- OBJECTIVE: Output the material beneath this task exactly, images excluded.
*** EXTRACTED DATA ***
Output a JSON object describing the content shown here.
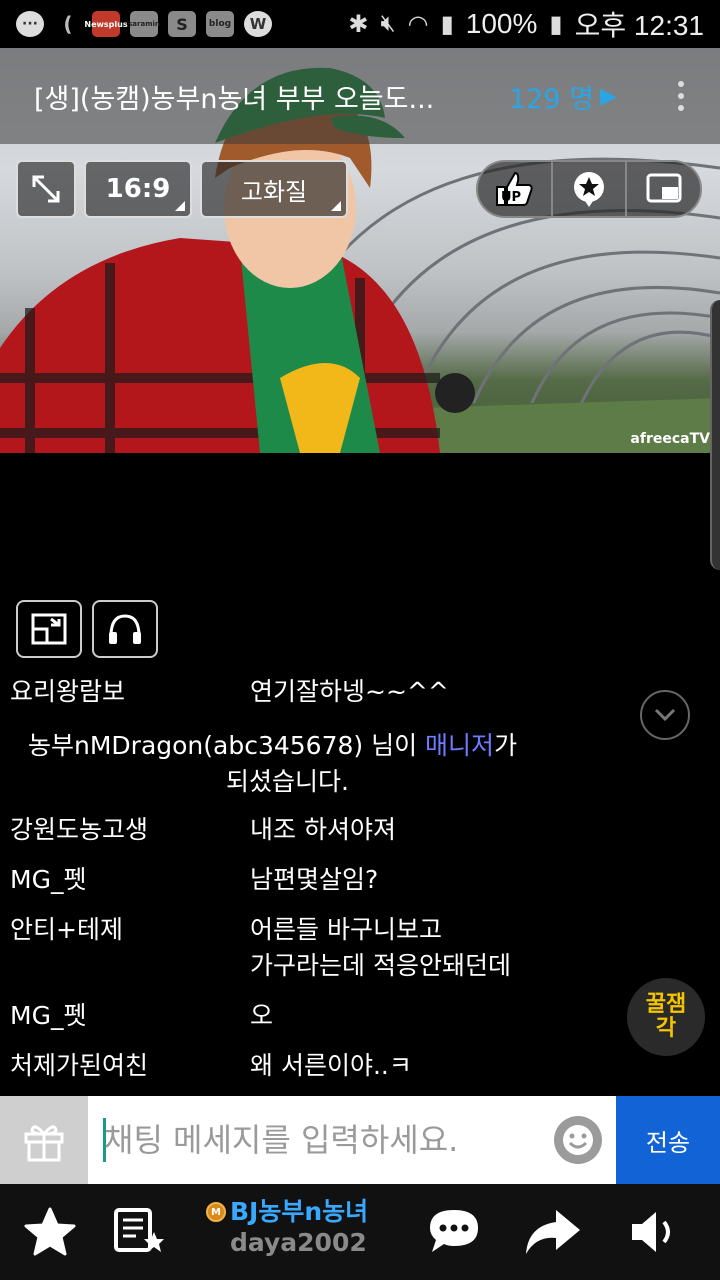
{
  "status_bar": {
    "app_icons": [
      "(",
      "Newsplus",
      "saramin",
      "S",
      "blog",
      "W"
    ],
    "battery": "100%",
    "time": "오후 12:31"
  },
  "stream": {
    "title": "[생](농캠)농부n농녀 부부 오늘도...",
    "viewers": "129 명",
    "aspect_label": "16:9",
    "quality_label": "고화질",
    "watermark": "afreecaTV"
  },
  "chat": {
    "messages": [
      {
        "user": "요리왕람보",
        "text": "연기잘하넹~~^^"
      },
      {
        "user": "강원도농고생",
        "text": "내조 하셔야져"
      },
      {
        "user": "MG_펫",
        "text": "남편몇살임?"
      },
      {
        "user": "안티+테제",
        "text": "어른들 바구니보고\n가구라는데 적응안돼던데"
      },
      {
        "user": "MG_펫",
        "text": "오"
      },
      {
        "user": "처제가된여친",
        "text": "왜 서른이야..ㅋ"
      }
    ],
    "notice": {
      "prefix": "농부nMDragon(abc345678) 님이 ",
      "role": "매니저",
      "suffix": "가",
      "line2": "되셨습니다."
    },
    "honey_badge": [
      "꿀잼",
      "각"
    ]
  },
  "input": {
    "placeholder": "채팅 메세지를 입력하세요.",
    "send_label": "전송"
  },
  "bottom_nav": {
    "bj_name": "BJ농부n농녀",
    "bj_id": "daya2002",
    "medal": "M"
  },
  "colors": {
    "viewer_accent": "#2aa6e6",
    "manager_role": "#6f7cff",
    "send_button": "#1264d6",
    "bj_name": "#39a8ff"
  }
}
***
- SOLUTION TO THE EXERCISE:
Output a JSON object describing the content shown here.
{
  "status_bar": {
    "app_icons": [
      "(",
      "Newsplus",
      "saramin",
      "S",
      "blog",
      "W"
    ],
    "battery": "100%",
    "time": "오후 12:31"
  },
  "stream": {
    "title": "[생](농캠)농부n농녀 부부 오늘도...",
    "viewers": "129 명",
    "aspect_label": "16:9",
    "quality_label": "고화질",
    "watermark": "afreecaTV"
  },
  "chat": {
    "messages": [
      {
        "user": "요리왕람보",
        "text": "연기잘하넹~~^^"
      },
      {
        "user": "강원도농고생",
        "text": "내조 하셔야져"
      },
      {
        "user": "MG_펫",
        "text": "남편몇살임?"
      },
      {
        "user": "안티+테제",
        "text": "어른들 바구니보고\n가구라는데 적응안돼던데"
      },
      {
        "user": "MG_펫",
        "text": "오"
      },
      {
        "user": "처제가된여친",
        "text": "왜 서른이야..ㅋ"
      }
    ],
    "notice": {
      "prefix": "농부nMDragon(abc345678) 님이 ",
      "role": "매니저",
      "suffix": "가",
      "line2": "되셨습니다."
    },
    "honey_badge": [
      "꿀잼",
      "각"
    ]
  },
  "input": {
    "placeholder": "채팅 메세지를 입력하세요.",
    "send_label": "전송"
  },
  "bottom_nav": {
    "bj_name": "BJ농부n농녀",
    "bj_id": "daya2002",
    "medal": "M"
  },
  "colors": {
    "viewer_accent": "#2aa6e6",
    "manager_role": "#6f7cff",
    "send_button": "#1264d6",
    "bj_name": "#39a8ff"
  }
}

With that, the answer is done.